- **Extrait du texte**
L'année cinéma 2012 de Danielle Chou
L'enfant est roi. Dans I Wish et Moonrise Kingdom, les lois se sont inversées, ce sont les enfants qui partent à l'aventure, dans un royaume qui leur appartient, reléguant les parents à des rôles secondaires. L'héroïne emblématique de cette fin d'année est aussi une petite fille prénommée Hushpuppy qui règne en funambule sur un monde en péril (Les Bêtes du sud sauvage). Masqués par la brume, les jeunes Heathcliff et Cathy se retrouvent en cachette pour s'aimer (Les Hauts de Hurlevent). Malgré sa violence et son extravagance, l'orpheline Lisbeth Salander (Millenium : L'homme qui n'aimait pas les femmes) porte en elle quelque chose d'enfantin, dans son allure, son androgynie et sa désinvolture. Les Enfants loups, Ame & Yuki est moins un film sur l'enfance que le portrait enchanteur d'une mère qui lutte pour la survie des siens. Il y a du Miyazaki (et la comparaison est loin d'être écrasante) dans cette symphonie miraculeuse qui semble venir de nulle part. Chez Wes Anderson, Hirokazu Kore-Eda et Mamoru Hosoda (et Benh Zeitlin, et Leos Carax pour Holy Motors), c'est le pouvoir de l'imagination, la course aux rêves qui agitent le monde et lui redonnent une deuxième jeunesse, là où les aînés ont déjà capitulé. Les animaux symboliques ont la part belle dans cette bulle féerique (un cheval chez Spielberg, un sanglier monstrueux (réminiscence de Princesse Mononoke ?) dans Les Bêtes du sud sauvage, des hommes-loups chez Hosoda, un tigre dans L'Odyssée de Pi). A l'extrême opposé, il y a le couple vieillissant de Michael Haneke. Amour est bien un film d'amour, mais une histoire d'amour à l'épreuve de la vieillesse, la rancune, la maladie et la mort, sujets hautement glissants qui font pourtant la matière d'un film extraordinaire sur la séparation et le deuil. La solitude est aussi douloureuse et intense dans Oslo, 31 août, magnifique errance dans une ville engourdie. Le fragile retour d'Anders, ex-toxico, parmi les vivants menace de basculer à tout moment. En 2012, deux visages familiers se sont réinventés sous nos yeux. Isabelle Huppert, globe-trotteuse intrépide, se démultiplie dans In Another Country. Un gouffre sépare Magic Mike de Killer Joe et Paperboy. Mais Matthew McConaughey réussit à merveille le grand écart entre la frime et les ténèbres.

- **Informations**
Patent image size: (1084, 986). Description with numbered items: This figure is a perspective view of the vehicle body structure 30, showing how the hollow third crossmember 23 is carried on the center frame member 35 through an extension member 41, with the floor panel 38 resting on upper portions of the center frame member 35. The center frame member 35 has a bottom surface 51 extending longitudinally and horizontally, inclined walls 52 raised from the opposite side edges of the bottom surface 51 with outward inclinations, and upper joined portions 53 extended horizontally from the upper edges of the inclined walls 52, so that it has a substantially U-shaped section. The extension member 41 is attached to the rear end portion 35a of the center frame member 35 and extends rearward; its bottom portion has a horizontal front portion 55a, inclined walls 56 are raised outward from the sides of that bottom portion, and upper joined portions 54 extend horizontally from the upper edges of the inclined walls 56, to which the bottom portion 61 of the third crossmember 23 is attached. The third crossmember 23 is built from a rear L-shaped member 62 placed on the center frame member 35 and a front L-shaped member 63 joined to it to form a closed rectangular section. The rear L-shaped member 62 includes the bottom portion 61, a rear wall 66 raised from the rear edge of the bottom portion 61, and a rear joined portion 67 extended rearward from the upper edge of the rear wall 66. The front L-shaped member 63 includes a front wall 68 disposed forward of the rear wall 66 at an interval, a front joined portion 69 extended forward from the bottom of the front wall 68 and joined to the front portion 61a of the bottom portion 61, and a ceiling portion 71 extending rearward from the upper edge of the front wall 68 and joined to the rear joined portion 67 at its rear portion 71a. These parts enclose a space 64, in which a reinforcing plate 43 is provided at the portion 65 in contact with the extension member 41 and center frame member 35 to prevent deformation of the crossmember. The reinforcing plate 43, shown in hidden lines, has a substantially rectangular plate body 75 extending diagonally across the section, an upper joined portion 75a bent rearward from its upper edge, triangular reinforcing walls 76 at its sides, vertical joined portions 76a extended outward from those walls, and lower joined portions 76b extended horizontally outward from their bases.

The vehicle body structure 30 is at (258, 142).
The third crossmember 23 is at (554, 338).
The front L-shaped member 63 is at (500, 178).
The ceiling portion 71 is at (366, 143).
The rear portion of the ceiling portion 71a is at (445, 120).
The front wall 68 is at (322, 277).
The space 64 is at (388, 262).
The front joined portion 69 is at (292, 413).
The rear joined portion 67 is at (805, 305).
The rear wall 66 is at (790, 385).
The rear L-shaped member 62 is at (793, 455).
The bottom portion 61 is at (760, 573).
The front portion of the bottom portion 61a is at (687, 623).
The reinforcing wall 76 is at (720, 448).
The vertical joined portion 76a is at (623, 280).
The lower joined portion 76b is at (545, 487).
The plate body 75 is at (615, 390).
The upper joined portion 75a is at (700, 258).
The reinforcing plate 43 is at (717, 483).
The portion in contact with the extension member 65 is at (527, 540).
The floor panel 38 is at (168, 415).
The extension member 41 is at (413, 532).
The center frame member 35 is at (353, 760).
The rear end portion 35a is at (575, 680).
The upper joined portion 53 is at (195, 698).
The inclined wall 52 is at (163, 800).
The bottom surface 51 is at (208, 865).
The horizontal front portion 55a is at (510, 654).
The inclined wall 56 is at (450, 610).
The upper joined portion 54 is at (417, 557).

- **Marche à suivre**
Recopiez intégralement le texte sur l'année cinéma 2012, sans y changer un seul mot ni un seul signe. Les items sont tirés d'une autre source.

- **Réponse attendue**
L'année cinéma 2012 de Danielle Chou
L'enfant est roi. Dans I Wish et Moonrise Kingdom, les lois se sont inversées, ce sont les enfants qui partent à l'aventure, dans un royaume qui leur appartient, reléguant les parents à des rôles secondaires. L'héroïne emblématique de cette fin d'année est aussi une petite fille prénommée Hushpuppy qui règne en funambule sur un monde en péril (Les Bêtes du sud sauvage). Masqués par la brume, les jeunes Heathcliff et Cathy se retrouvent en cachette pour s'aimer (Les Hauts de Hurlevent). Malgré sa violence et son extravagance, l'orpheline Lisbeth Salander (Millenium : L'homme qui n'aimait pas les femmes) porte en elle quelque chose d'enfantin, dans son allure, son androgynie et sa désinvolture. Les Enfants loups, Ame & Yuki est moins un film sur l'enfance que le portrait enchanteur d'une mère qui lutte pour la survie des siens. Il y a du Miyazaki (et la comparaison est loin d'être écrasante) dans cette symphonie miraculeuse qui semble venir de nulle part. Chez Wes Anderson, Hirokazu Kore-Eda et Mamoru Hosoda (et Benh Zeitlin, et Leos Carax pour Holy Motors), c'est le pouvoir de l'imagination, la course aux rêves qui agitent le monde et lui redonnent une deuxième jeunesse, là où les aînés ont déjà capitulé. Les animaux symboliques ont la part belle dans cette bulle féerique (un cheval chez Spielberg, un sanglier monstrueux (réminiscence de Princesse Mononoke ?) dans Les Bêtes du sud sauvage, des hommes-loups chez Hosoda, un tigre dans L'Odyssée de Pi). A l'extrême opposé, il y a le couple vieillissant de Michael Haneke. Amour est bien un film d'amour, mais une histoire d'amour à l'épreuve de la vieillesse, la rancune, la maladie et la mort, sujets hautement glissants qui font pourtant la matière d'un film extraordinaire sur la séparation et le deuil. La solitude est aussi douloureuse et intense dans Oslo, 31 août, magnifique errance dans une ville engourdie. Le fragile retour d'Anders, ex-toxico, parmi les vivants menace de basculer à tout moment. En 2012, deux visages familiers se sont réinventés sous nos yeux. Isabelle Huppert, globe-trotteuse intrépide, se démultiplie dans In Another Country. Un gouffre sépare Magic Mike de Killer Joe et Paperboy. Mais Matthew McConaughey réussit à merveille le grand écart entre la frime et les ténèbres.